> **SUPPLIED RECORDS**
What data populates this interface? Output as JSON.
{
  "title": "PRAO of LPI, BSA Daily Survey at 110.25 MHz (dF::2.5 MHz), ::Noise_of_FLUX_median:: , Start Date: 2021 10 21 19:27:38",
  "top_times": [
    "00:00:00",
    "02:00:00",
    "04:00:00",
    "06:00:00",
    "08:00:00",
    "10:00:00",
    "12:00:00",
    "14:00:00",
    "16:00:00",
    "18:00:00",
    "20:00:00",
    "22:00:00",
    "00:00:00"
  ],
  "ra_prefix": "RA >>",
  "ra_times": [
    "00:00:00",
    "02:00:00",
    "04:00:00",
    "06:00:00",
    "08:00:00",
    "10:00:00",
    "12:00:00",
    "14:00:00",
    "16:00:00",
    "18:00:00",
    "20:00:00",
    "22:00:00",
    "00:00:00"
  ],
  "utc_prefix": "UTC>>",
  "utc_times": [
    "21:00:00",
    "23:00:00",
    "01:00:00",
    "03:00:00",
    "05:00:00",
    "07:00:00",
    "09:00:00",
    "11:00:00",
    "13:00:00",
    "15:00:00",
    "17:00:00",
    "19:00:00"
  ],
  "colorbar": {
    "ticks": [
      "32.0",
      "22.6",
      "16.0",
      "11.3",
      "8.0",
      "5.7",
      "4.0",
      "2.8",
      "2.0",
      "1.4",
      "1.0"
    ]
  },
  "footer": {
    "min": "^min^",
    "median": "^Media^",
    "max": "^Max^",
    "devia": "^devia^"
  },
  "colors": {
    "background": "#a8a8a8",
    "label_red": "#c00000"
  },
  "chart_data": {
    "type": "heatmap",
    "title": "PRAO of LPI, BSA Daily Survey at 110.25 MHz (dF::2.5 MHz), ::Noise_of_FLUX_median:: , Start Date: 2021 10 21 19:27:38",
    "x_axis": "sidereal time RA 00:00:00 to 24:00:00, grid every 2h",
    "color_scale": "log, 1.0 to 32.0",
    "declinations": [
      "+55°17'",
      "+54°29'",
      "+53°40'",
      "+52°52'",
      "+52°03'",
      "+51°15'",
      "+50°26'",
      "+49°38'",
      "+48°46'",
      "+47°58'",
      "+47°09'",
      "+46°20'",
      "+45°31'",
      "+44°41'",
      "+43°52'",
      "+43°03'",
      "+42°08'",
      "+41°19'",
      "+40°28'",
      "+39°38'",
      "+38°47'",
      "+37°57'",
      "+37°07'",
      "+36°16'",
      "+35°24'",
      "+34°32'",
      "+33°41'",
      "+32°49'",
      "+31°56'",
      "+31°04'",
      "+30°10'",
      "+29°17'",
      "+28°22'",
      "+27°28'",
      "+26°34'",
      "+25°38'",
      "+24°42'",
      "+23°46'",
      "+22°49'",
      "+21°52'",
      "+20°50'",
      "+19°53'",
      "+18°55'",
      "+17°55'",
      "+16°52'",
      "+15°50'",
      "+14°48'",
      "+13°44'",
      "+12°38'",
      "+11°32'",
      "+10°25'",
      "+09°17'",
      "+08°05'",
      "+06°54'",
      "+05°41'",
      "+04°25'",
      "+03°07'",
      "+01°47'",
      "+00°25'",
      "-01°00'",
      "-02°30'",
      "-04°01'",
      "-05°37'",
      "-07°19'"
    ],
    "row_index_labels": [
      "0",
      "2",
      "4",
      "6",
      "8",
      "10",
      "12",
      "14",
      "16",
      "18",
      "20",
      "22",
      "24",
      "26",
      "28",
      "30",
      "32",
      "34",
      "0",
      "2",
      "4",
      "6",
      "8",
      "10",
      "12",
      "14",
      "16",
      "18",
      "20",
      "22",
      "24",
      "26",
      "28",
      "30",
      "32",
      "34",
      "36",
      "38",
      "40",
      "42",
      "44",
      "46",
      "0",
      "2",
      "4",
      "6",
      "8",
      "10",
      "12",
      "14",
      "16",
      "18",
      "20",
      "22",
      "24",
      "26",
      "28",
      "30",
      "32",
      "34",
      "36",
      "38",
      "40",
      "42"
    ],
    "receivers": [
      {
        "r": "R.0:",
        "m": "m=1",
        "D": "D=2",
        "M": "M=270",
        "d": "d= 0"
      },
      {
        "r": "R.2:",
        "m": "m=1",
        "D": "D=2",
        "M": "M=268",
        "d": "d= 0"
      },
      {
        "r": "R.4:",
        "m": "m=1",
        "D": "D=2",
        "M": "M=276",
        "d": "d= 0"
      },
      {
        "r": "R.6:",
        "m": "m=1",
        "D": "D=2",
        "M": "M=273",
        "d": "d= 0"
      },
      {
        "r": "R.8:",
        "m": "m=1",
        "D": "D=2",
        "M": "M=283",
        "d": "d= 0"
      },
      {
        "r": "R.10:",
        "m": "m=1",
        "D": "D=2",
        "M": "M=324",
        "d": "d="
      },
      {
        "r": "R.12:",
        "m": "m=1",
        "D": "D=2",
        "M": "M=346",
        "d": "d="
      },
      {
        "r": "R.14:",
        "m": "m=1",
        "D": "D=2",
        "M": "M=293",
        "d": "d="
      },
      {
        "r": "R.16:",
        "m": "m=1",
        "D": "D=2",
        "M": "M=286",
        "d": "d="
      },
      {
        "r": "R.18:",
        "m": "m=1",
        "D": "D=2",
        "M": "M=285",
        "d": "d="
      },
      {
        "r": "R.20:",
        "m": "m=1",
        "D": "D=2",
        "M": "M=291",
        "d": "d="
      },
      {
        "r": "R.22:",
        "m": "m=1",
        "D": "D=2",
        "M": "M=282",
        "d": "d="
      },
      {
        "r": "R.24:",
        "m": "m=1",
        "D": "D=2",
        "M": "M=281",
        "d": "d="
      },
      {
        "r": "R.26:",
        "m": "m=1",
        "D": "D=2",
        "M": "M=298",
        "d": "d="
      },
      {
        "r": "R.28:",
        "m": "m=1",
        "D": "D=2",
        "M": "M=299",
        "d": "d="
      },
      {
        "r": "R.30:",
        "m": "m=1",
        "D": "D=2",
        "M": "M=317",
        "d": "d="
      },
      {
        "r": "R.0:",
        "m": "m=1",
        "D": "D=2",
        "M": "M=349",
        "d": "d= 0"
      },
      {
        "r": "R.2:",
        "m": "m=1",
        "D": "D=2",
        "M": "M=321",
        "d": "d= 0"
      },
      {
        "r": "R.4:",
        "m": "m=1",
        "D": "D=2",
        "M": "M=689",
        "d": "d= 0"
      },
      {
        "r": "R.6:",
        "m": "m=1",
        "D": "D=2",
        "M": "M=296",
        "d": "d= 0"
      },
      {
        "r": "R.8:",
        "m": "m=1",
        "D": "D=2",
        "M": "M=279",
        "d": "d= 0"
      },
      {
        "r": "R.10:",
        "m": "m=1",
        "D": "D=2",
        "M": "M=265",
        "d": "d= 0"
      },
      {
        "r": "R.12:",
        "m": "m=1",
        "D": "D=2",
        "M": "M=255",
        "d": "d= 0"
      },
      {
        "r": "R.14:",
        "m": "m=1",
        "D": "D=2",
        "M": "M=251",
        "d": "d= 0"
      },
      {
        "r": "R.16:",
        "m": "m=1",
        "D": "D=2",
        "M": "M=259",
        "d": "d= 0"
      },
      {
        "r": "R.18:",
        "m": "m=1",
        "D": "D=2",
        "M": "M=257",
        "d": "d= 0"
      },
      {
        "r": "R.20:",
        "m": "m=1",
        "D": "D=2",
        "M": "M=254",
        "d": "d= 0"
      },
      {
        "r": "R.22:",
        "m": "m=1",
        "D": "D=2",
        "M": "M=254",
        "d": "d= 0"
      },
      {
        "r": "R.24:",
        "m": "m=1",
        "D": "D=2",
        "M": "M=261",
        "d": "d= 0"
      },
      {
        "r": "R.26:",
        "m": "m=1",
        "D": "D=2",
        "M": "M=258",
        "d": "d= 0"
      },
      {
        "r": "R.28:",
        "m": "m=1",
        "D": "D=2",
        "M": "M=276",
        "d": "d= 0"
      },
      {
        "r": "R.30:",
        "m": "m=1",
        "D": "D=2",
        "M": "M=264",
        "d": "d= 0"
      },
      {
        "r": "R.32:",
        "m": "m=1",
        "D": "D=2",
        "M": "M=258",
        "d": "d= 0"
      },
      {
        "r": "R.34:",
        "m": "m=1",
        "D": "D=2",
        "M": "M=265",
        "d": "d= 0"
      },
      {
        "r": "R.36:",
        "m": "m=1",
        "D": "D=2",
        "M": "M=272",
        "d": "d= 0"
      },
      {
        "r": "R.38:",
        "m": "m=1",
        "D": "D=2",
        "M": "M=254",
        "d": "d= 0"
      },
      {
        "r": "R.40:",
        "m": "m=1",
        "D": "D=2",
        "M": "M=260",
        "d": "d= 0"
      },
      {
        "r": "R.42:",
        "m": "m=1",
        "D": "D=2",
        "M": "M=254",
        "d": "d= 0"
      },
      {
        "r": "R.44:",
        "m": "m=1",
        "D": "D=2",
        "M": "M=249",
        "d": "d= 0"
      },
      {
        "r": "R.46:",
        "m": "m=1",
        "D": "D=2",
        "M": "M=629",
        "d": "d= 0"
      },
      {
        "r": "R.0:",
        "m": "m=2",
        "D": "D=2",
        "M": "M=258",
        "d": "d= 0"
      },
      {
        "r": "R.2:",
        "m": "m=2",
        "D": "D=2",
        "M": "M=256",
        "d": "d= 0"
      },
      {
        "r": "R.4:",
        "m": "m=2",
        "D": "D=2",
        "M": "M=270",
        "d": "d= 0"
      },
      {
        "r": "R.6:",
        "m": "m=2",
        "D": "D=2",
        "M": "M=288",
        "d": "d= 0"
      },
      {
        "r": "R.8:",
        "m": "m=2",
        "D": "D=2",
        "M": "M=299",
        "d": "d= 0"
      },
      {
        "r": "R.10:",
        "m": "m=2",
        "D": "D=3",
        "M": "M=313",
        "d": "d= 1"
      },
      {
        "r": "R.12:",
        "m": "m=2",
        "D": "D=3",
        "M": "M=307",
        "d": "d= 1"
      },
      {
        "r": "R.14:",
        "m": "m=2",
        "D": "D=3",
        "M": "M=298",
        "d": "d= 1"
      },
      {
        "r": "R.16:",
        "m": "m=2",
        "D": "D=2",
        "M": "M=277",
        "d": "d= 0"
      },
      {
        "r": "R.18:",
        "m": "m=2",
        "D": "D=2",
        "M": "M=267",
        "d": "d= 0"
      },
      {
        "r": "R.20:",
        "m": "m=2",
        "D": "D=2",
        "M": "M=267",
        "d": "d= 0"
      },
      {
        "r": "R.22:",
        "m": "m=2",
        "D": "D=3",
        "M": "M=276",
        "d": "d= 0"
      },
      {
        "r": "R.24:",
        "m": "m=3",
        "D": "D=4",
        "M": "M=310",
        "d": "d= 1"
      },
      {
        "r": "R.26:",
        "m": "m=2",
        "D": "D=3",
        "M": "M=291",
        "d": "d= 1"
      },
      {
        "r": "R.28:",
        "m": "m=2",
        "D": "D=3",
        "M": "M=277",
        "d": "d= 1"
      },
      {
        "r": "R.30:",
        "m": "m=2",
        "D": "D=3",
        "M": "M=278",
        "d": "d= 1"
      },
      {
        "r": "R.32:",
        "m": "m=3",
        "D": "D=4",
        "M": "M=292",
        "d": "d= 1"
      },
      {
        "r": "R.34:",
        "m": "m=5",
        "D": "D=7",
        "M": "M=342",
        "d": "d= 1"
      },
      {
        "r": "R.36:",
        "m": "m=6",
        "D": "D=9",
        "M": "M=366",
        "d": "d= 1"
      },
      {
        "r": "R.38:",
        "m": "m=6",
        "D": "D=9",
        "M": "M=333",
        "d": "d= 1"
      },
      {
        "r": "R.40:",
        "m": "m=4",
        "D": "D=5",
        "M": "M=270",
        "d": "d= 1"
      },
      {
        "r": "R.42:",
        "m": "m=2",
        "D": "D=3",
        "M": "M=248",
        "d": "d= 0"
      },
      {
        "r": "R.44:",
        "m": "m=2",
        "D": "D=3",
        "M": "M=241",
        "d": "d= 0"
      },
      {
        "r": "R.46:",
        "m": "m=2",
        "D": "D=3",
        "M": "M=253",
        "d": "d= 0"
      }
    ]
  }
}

> **GIVEN INSTRUCTION**
Copy every single line of the material above that holds "Date".

> **RESULT**
  "title": "PRAO of LPI, BSA Daily Survey at 110.25 MHz (dF::2.5 MHz), ::Noise_of_FLUX_median:: , Start Date: 2021 10 21 19:27:38",
    "title": "PRAO of LPI, BSA Daily Survey at 110.25 MHz (dF::2.5 MHz), ::Noise_of_FLUX_median:: , Start Date: 2021 10 21 19:27:38",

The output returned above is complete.